GOAL: Without the images, write out the whole listing exactly.

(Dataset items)
## BEGIN

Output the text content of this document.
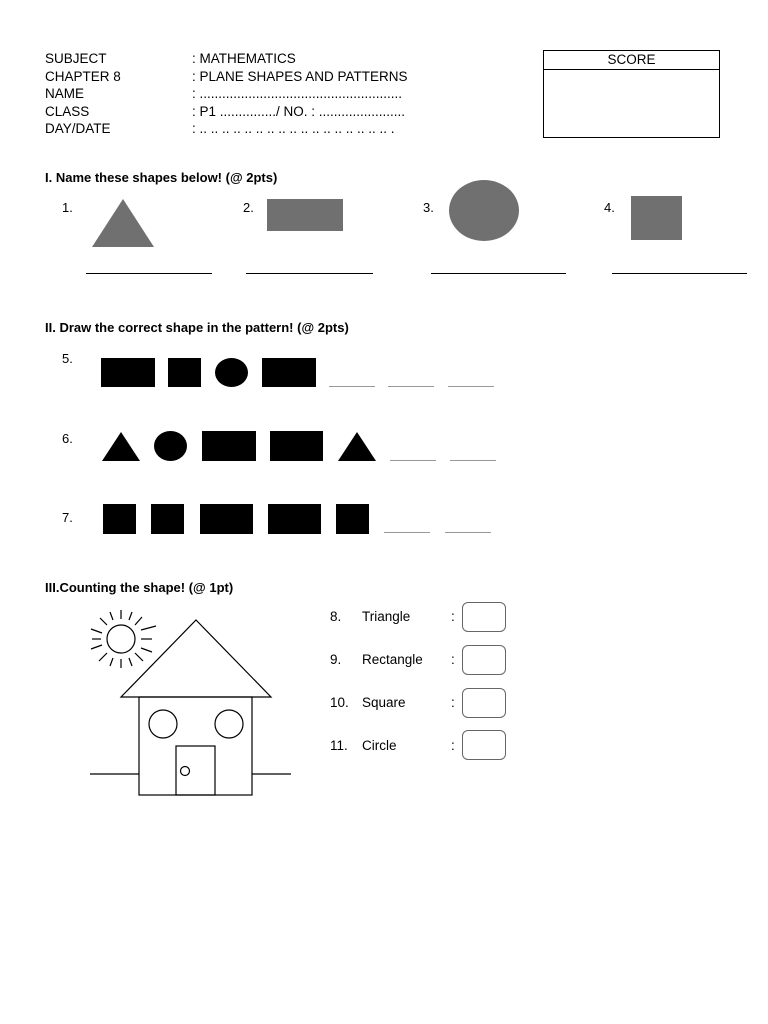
SUBJECT	: MATHEMATICS
CHAPTER 8	: PLANE SHAPES AND PATTERNS
NAME	: ......................................................
CLASS	: P1 .............../ NO. : .......................
DAY/DATE	: .. .. .. .. .. .. .. .. .. .. .. .. .. .. .. .. .. .
SCORE
I. Name these shapes below! (@ 2pts)
1.	2.	3.	4.
II. Draw the correct shape in the pattern! (@ 2pts)
5.
6.
7.
III.Counting the shape! (@ 1pt)
8. Triangle	:
9. Rectangle :
10. Square	:
11. Circle	:
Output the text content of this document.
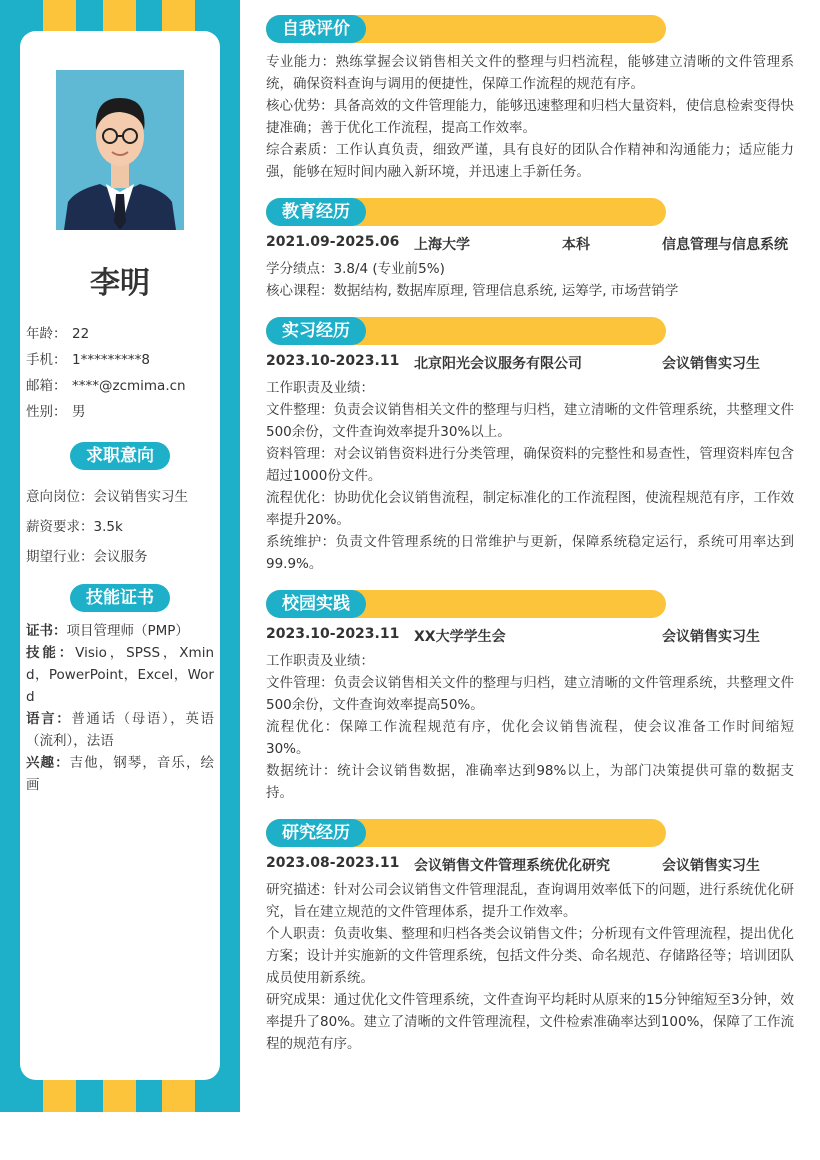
李明
年龄： 22
手机： 1*********8
邮箱： ****@zcmima.cn
性别： 男
求职意向
意向岗位：会议销售实习生
薪资要求：3.5k
期望行业：会议服务
技能证书

证书：项目管理师（PMP）

技能：Visio，SPSS，Xmind，PowerPoint，Excel，Word

语言：普通话（母语），英语（流利），法语

兴趣：吉他，钢琴，音乐，绘画

自我评价

专业能力：熟练掌握会议销售相关文件的整理与归档流程，能够建立清晰的文件管理系统，确保资料查询与调用的便捷性，保障工作流程的规范有序。

核心优势：具备高效的文件管理能力，能够迅速整理和归档大量资料，使信息检索变得快捷准确；善于优化工作流程，提高工作效率。

综合素质：工作认真负责，细致严谨，具有良好的团队合作精神和沟通能力；适应能力强，能够在短时间内融入新环境，并迅速上手新任务。

教育经历
2021.09-2025.06 上海大学	本科	信息管理与信息系统

学分绩点：3.8/4 (专业前5%)

核心课程：数据结构, 数据库原理, 管理信息系统, 运筹学, 市场营销学

实习经历
2023.10-2023.11 北京阳光会议服务有限公司	会议销售实习生

工作职责及业绩：

文件整理：负责会议销售相关文件的整理与归档，建立清晰的文件管理系统，共整理文件500余份，文件查询效率提升30%以上。

资料管理：对会议销售资料进行分类管理，确保资料的完整性和易查性，管理资料库包含超过1000份文件。

流程优化：协助优化会议销售流程，制定标准化的工作流程图，使流程规范有序，工作效率提升20%。

系统维护：负责文件管理系统的日常维护与更新，保障系统稳定运行，系统可用率达到99.9%。

校园实践
2023.10-2023.11 XX大学学生会	会议销售实习生

工作职责及业绩：

文件管理：负责会议销售相关文件的整理与归档，建立清晰的文件管理系统，共整理文件500余份，文件查询效率提高50%。

流程优化：保障工作流程规范有序，优化会议销售流程，使会议准备工作时间缩短30%。

数据统计：统计会议销售数据，准确率达到98%以上，为部门决策提供可靠的数据支持。

研究经历
2023.08-2023.11 会议销售文件管理系统优化研究	会议销售实习生

研究描述：针对公司会议销售文件管理混乱，查询调用效率低下的问题，进行系统优化研究，旨在建立规范的文件管理体系，提升工作效率。

个人职责：负责收集、整理和归档各类会议销售文件；分析现有文件管理流程，提出优化方案；设计并实施新的文件管理系统，包括文件分类、命名规范、存储路径等；培训团队成员使用新系统。

研究成果：通过优化文件管理系统，文件查询平均耗时从原来的15分钟缩短至3分钟，效率提升了80%。建立了清晰的文件管理流程，文件检索准确率达到100%，保障了工作流程的规范有序。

## END

SOLUTION FOR THIS TASK:
Output the text content of this document.
SUBJECT	: MATHEMATICS
CHAPTER 8	: PLANE SHAPES AND PATTERNS
NAME	: ......................................................
CLASS	: P1 .............../ NO. : .......................
DAY/DATE	: .. .. .. .. .. .. .. .. .. .. .. .. .. .. .. .. .. .
SCORE
I. Name these shapes below! (@ 2pts)
1.	2.	3.	4.
II. Draw the correct shape in the pattern! (@ 2pts)
5.
6.
7.
III.Counting the shape! (@ 1pt)
8. Triangle	:
9. Rectangle :
10. Square	:
11. Circle	:
Output the text content of this document.
李明
年龄： 22
手机： 1*********8
邮箱： ****@zcmima.cn
性别： 男
求职意向
意向岗位：会议销售实习生
薪资要求：3.5k
期望行业：会议服务
技能证书

证书：项目管理师（PMP）

技能：Visio，SPSS，Xmind，PowerPoint，Excel，Word

语言：普通话（母语），英语（流利），法语

兴趣：吉他，钢琴，音乐，绘画

自我评价

专业能力：熟练掌握会议销售相关文件的整理与归档流程，能够建立清晰的文件管理系统，确保资料查询与调用的便捷性，保障工作流程的规范有序。

核心优势：具备高效的文件管理能力，能够迅速整理和归档大量资料，使信息检索变得快捷准确；善于优化工作流程，提高工作效率。

综合素质：工作认真负责，细致严谨，具有良好的团队合作精神和沟通能力；适应能力强，能够在短时间内融入新环境，并迅速上手新任务。

教育经历
2021.09-2025.06 上海大学	本科	信息管理与信息系统

学分绩点：3.8/4 (专业前5%)

核心课程：数据结构, 数据库原理, 管理信息系统, 运筹学, 市场营销学

实习经历
2023.10-2023.11 北京阳光会议服务有限公司	会议销售实习生

工作职责及业绩：

文件整理：负责会议销售相关文件的整理与归档，建立清晰的文件管理系统，共整理文件500余份，文件查询效率提升30%以上。

资料管理：对会议销售资料进行分类管理，确保资料的完整性和易查性，管理资料库包含超过1000份文件。

流程优化：协助优化会议销售流程，制定标准化的工作流程图，使流程规范有序，工作效率提升20%。

系统维护：负责文件管理系统的日常维护与更新，保障系统稳定运行，系统可用率达到99.9%。

校园实践
2023.10-2023.11 XX大学学生会	会议销售实习生

工作职责及业绩：

文件管理：负责会议销售相关文件的整理与归档，建立清晰的文件管理系统，共整理文件500余份，文件查询效率提高50%。

流程优化：保障工作流程规范有序，优化会议销售流程，使会议准备工作时间缩短30%。

数据统计：统计会议销售数据，准确率达到98%以上，为部门决策提供可靠的数据支持。

研究经历
2023.08-2023.11 会议销售文件管理系统优化研究	会议销售实习生

研究描述：针对公司会议销售文件管理混乱，查询调用效率低下的问题，进行系统优化研究，旨在建立规范的文件管理体系，提升工作效率。

个人职责：负责收集、整理和归档各类会议销售文件；分析现有文件管理流程，提出优化方案；设计并实施新的文件管理系统，包括文件分类、命名规范、存储路径等；培训团队成员使用新系统。

研究成果：通过优化文件管理系统，文件查询平均耗时从原来的15分钟缩短至3分钟，效率提升了80%。建立了清晰的文件管理流程，文件检索准确率达到100%，保障了工作流程的规范有序。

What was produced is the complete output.